[Dataset items]
-=-=-=-=-

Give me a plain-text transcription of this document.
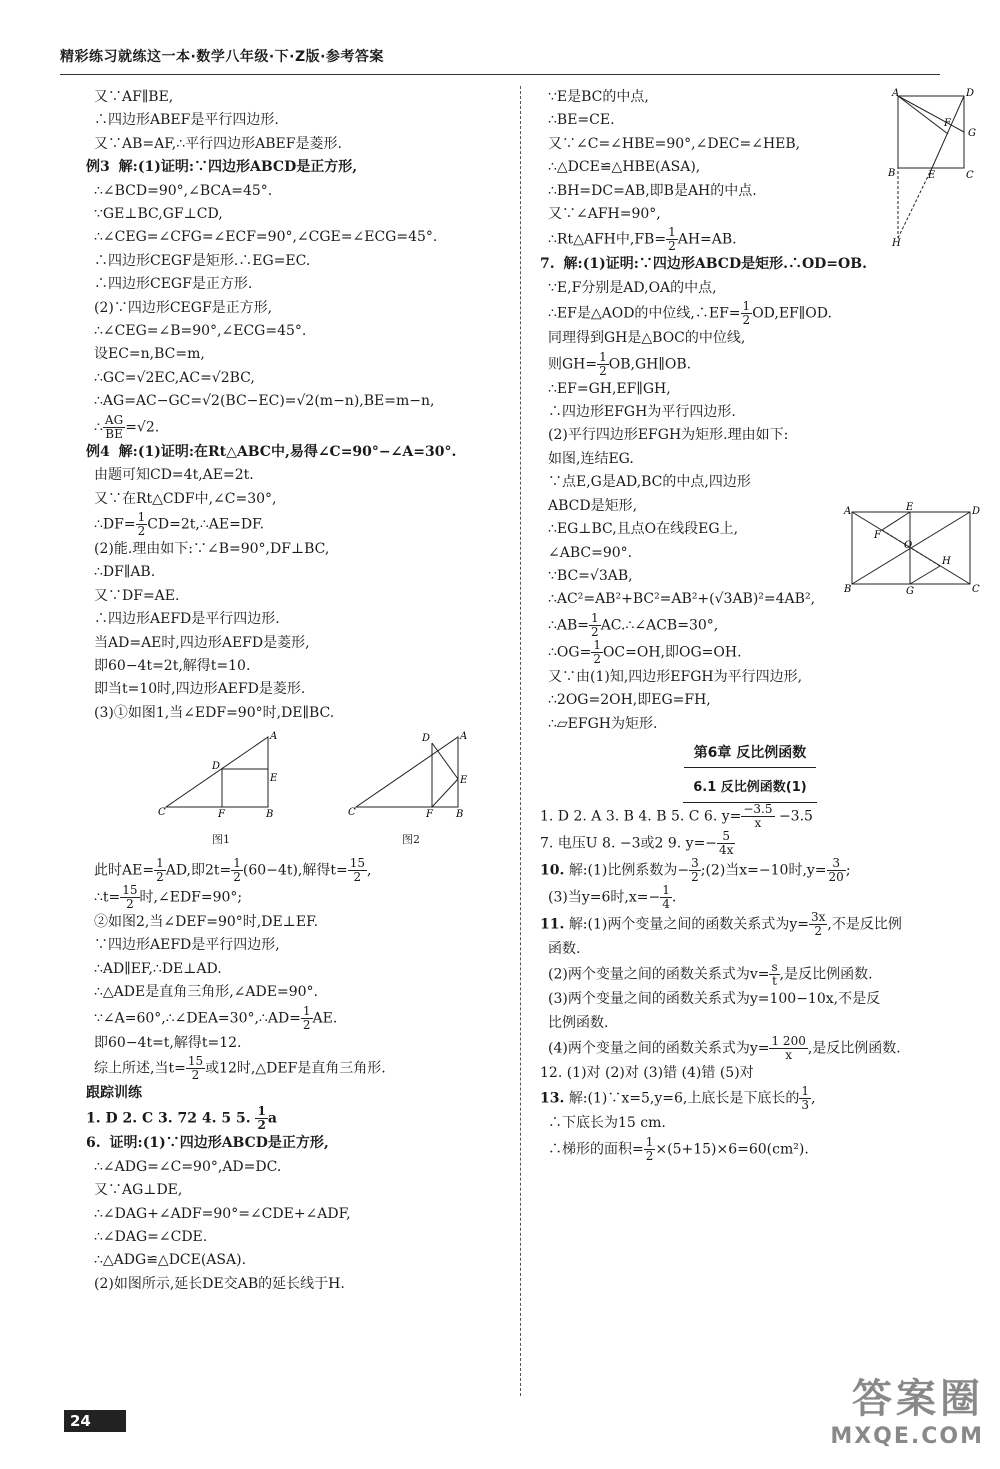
精彩练习就练这一本·数学八年级·下·Z版·参考答案
又∵AF∥BE,
∴四边形ABEF是平行四边形.
又∵AB=AF,∴平行四边形ABEF是菱形.
例3 解:(1)证明:∵四边形ABCD是正方形,
∴∠BCD=90°,∠BCA=45°.
∵GE⊥BC,GF⊥CD,
∴∠CEG=∠CFG=∠ECF=90°,∠CGE=∠ECG=45°.
∴四边形CEGF是矩形.∴EG=EC.
∴四边形CEGF是正方形.
(2)∵四边形CEGF是正方形,
∴∠CEG=∠B=90°,∠ECG=45°.
设EC=n,BC=m,
∴GC=√2EC,AC=√2BC,
∴AG=AC−GC=√2(BC−EC)=√2(m−n),BE=m−n,
∴ $\frac{AG}{BE} =√2$.
例4 解:(1)证明:在Rt△ABC中,易得∠C=90°−∠A=30°.
由题可知CD=4t,AE=2t.
又∵在Rt△CDF中,∠C=30°,
∴DF= $\frac{1}{2}$ CD=2t,∴AE=DF.
(2)能.理由如下:∵∠B=90°,DF⊥BC,
∴DF∥AB.
又∵DF=AE.
∴四边形AEFD是平行四边形.
当AD=AE时,四边形AEFD是菱形,
即60−4t=2t,解得t=10.
即当t=10时,四边形AEFD是菱形.
(3)①如图1,当∠EDF=90°时,DE∥BC.
A
D
E
C	F	B
图1
D	A
E
C	F B
图2
此时$AE= \frac{1}{2}$ AD,即$2t= \frac{1}{2} (60-4t)$,解得$t= \frac{15}{2}$ ,
∴t= $\frac{15}{2}$ 时,∠EDF=90°;
②如图2,当∠DEF=90°时,DE⊥EF.
∵四边形AEFD是平行四边形,
∴AD∥EF,∴DE⊥AD.
∴△ADE是直角三角形,∠ADE=90°.
∵∠A=60°,∴∠DEA=30°,∴AD= $\frac{1}{2}$ AE.
即60−4t=t,解得t=12.
综上所述,当$t= \frac{15}{2}$ 或12时,△DEF是直角三角形.
跟踪训练
1. D 2. C 3. 72 4. 5 5. $\frac{1}{2}$ a
6. 证明:(1)∵四边形ABCD是正方形,
∴∠ADG=∠C=90°,AD=DC.
又∵AG⊥DE,
∴∠DAG+∠ADF=90°=∠CDE+∠ADF,
∴∠DAG=∠CDE.
∴△ADG≌△DCE(ASA).
(2)如图所示,延长DE交AB的延长线于H.
∵E是BC的中点,
∴BE=CE.
又∵∠C=∠HBE=90°,∠DEC=∠HEB,
∴△DCE≌△HBE(ASA),
∴BH=DC=AB,即B是AH的中点.
又∵∠AFH=90°,
∴Rt△AFH中$,FB= \frac{1}{2} AH=AB$.
7. 解:(1)证明:∵四边形ABCD是矩形.∴OD=OB.
∵E,F分别是AD,OA的中点,
∴EF是△AOD的中位线,∴EF= $\frac{1}{2}$ OD,EF∥OD.
同理得到GH是△BOC的中位线,
则$GH= \frac{1}{2}$ OB,GH∥OB.
∴EF=GH,EF∥GH,
∴四边形EFGH为平行四边形.
(2)平行四边形EFGH为矩形.理由如下:
如图,连结EG.
∵点E,G是AD,BC的中点,四边形
ABCD是矩形,
∴EG⊥BC,且点O在线段EG上,
∠ABC=90°.
∵BC=√3AB,
∴AC²=AB²+BC²=AB²+(√3AB)²=4AB²,
∴AB= $\frac{1}{2}$ AC.∴∠ACB=30°,
∴OG= $\frac{1}{2} OC=OH$,即OG=OH.
又∵由(1)知,四边形EFGH为平行四边形,
∴2OG=2OH,即EG=FH,
∴▱EFGH为矩形.
第6章 反比例函数
6.1 反比例函数(1)
1. D 2. A 3. B 4. B 5. C 6. $y= \frac{-3.5}{x} -3.5$
7. 电压U 8. −3或2 9. $y=- \frac{5}{4x}$
10. 解:(1)比例系数为− $\frac{3}{2}$ ;(2)当x=−10时$,y= \frac{3}{20}$ ;
(3)当y=6时$,x=- \frac{1}{4}$ .
11. 解:(1)两个变量之间的函数关系式为$y= \frac{3x}{2}$ ,不是反比例
函数.
(2)两个变量之间的函数关系式为$v= \frac{s}{t}$ ,是反比例函数.
(3)两个变量之间的函数关系式为y=100−10x,不是反
比例函数.
(4)两个变量之间的函数关系式为$y= \frac{1 200}{x}$ ,是反比例函数.
12. (1)对 (2)对 (3)错 (4)错 (5)对
13. 解:(1)∵x=5,y=6,上底长是下底长的 $\frac{1}{3}$ ,
∴下底长为15 cm.
∴梯形的面积= $\frac{1}{2} \times(5+15)\times 6=60(cm^2)$.
A	D
G
F
B	E	C
H
A	E	D
F
O
H
B	G	C
24	答案圈
MXQE.COM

-=-=-=-=-

• _Task goal_
Sift through the entries and copy every line with "四边形AEFD是菱形".

• _Answer_
当AD=AE时,四边形AEFD是菱形,
即当t=10时,四边形AEFD是菱形.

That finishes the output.